* [Problem statement]: Show all lines holding "JSON".

* [The input]:
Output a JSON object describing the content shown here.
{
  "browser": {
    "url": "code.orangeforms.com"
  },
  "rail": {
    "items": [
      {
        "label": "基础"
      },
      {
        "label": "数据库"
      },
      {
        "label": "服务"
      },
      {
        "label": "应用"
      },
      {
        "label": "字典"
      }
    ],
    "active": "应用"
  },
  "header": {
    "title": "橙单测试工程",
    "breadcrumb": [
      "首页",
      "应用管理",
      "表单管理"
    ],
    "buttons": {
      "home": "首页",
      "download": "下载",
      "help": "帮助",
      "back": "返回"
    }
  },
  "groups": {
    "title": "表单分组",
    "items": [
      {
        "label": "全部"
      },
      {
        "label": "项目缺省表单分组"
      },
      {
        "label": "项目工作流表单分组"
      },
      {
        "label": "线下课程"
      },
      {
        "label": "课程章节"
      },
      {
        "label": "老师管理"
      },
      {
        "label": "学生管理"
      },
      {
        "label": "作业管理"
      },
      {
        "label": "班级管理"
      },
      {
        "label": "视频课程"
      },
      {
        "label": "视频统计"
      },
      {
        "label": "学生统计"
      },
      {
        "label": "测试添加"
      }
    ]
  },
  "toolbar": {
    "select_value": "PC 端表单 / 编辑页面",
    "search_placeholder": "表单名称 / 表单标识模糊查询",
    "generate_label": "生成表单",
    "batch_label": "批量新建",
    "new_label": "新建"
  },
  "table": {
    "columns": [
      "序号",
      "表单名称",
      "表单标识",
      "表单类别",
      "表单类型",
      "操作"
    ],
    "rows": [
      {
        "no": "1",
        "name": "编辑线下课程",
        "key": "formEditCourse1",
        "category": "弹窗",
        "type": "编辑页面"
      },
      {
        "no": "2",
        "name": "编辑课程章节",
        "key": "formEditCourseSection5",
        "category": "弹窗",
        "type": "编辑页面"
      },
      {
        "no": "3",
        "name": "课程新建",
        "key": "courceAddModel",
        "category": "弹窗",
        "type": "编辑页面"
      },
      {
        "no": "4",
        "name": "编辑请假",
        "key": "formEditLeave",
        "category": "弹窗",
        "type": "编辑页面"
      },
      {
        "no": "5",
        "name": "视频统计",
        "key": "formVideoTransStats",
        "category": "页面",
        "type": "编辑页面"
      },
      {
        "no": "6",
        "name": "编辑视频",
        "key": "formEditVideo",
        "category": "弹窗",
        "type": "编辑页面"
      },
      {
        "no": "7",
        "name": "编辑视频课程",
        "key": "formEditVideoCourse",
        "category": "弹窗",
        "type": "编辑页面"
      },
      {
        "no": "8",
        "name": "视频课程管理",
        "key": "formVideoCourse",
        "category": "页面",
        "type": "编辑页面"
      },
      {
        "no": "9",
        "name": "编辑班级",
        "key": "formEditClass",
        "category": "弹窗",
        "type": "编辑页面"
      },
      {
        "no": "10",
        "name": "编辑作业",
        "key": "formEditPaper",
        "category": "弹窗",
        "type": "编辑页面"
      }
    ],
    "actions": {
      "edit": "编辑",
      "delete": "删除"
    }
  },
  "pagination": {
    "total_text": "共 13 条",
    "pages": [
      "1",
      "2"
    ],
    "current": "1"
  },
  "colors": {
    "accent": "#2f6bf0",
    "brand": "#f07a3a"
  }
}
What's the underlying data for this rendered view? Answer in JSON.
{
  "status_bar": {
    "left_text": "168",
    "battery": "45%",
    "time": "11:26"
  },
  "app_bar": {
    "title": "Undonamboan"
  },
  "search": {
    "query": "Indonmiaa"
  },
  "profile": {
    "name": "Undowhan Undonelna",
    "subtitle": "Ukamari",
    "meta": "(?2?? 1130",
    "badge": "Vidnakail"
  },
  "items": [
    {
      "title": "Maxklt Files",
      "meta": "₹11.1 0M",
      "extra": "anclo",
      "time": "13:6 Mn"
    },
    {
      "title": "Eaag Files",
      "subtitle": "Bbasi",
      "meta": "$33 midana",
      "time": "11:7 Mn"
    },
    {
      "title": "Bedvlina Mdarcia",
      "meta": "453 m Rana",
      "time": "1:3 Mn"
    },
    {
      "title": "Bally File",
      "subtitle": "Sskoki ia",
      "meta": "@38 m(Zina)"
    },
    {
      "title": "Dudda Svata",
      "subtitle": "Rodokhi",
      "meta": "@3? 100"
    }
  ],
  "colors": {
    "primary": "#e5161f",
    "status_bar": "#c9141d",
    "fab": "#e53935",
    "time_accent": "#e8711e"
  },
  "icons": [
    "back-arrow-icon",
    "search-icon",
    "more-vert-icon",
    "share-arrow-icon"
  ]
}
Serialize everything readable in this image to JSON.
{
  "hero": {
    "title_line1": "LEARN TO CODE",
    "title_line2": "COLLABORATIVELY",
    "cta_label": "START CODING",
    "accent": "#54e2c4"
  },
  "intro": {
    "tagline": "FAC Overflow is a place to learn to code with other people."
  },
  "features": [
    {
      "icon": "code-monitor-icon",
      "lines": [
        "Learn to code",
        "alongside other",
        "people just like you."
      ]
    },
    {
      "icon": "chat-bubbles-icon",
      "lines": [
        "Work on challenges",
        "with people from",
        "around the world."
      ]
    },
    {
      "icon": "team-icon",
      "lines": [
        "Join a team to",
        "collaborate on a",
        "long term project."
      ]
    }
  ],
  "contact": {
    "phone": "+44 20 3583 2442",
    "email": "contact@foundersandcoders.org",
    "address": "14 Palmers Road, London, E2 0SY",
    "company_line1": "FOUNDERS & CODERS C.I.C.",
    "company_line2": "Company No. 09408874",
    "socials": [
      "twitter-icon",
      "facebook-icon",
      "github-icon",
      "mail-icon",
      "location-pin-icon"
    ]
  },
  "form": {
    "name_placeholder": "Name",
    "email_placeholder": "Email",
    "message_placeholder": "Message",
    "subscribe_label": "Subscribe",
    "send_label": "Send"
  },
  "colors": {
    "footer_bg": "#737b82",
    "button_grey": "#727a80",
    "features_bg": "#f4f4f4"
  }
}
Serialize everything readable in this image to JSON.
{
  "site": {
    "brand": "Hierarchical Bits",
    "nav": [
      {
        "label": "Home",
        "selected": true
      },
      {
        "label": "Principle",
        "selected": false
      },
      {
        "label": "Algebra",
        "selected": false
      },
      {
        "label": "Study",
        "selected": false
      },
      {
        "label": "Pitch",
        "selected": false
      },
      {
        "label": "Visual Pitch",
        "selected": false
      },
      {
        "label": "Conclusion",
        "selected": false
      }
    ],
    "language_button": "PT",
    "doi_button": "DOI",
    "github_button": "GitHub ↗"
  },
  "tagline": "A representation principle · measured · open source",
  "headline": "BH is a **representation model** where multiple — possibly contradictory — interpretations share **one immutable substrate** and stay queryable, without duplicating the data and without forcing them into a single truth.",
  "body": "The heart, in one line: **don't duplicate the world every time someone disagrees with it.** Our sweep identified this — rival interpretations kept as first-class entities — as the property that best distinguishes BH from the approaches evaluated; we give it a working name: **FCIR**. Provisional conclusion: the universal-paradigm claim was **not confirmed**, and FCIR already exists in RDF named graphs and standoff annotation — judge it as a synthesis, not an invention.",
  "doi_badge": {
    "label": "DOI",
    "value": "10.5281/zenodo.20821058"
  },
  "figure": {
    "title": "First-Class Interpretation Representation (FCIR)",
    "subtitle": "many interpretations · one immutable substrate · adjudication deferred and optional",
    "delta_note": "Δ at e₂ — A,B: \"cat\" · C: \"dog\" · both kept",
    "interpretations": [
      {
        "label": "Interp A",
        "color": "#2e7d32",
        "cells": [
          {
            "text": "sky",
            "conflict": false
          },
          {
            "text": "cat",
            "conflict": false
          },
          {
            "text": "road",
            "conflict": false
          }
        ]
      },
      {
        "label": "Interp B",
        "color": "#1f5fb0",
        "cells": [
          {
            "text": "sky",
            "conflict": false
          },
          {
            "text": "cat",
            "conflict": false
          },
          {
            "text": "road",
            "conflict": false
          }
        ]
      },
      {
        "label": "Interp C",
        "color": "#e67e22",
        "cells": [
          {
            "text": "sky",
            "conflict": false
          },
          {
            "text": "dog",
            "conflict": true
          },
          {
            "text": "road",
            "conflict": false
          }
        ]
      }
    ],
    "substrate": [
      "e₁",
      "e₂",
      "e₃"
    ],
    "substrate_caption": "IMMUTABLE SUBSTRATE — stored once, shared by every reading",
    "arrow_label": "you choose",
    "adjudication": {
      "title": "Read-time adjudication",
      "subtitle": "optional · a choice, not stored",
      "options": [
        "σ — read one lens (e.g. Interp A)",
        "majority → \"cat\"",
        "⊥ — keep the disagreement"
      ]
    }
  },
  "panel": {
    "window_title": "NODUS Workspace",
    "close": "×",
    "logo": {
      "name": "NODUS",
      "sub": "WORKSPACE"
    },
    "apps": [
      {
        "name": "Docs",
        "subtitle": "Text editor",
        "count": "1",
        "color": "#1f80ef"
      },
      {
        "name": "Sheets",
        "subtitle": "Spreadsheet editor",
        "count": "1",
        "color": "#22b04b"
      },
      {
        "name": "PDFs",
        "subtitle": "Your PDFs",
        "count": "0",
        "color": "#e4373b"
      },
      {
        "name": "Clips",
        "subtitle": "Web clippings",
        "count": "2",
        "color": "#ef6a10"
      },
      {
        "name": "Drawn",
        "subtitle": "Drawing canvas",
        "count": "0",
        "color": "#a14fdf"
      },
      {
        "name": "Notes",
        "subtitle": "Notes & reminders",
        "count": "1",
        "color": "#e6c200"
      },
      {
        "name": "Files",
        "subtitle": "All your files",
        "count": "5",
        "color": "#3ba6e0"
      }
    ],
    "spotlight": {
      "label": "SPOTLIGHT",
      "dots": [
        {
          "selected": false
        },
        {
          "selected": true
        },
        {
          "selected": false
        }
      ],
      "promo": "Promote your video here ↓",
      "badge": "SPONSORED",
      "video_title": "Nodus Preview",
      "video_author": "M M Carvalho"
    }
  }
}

* [Exercise output]:
Output a JSON object describing the content shown here.
What's the underlying data for this rendered view? Answer in JSON.
Serialize everything readable in this image to JSON.
Serialize everything readable in this image to JSON.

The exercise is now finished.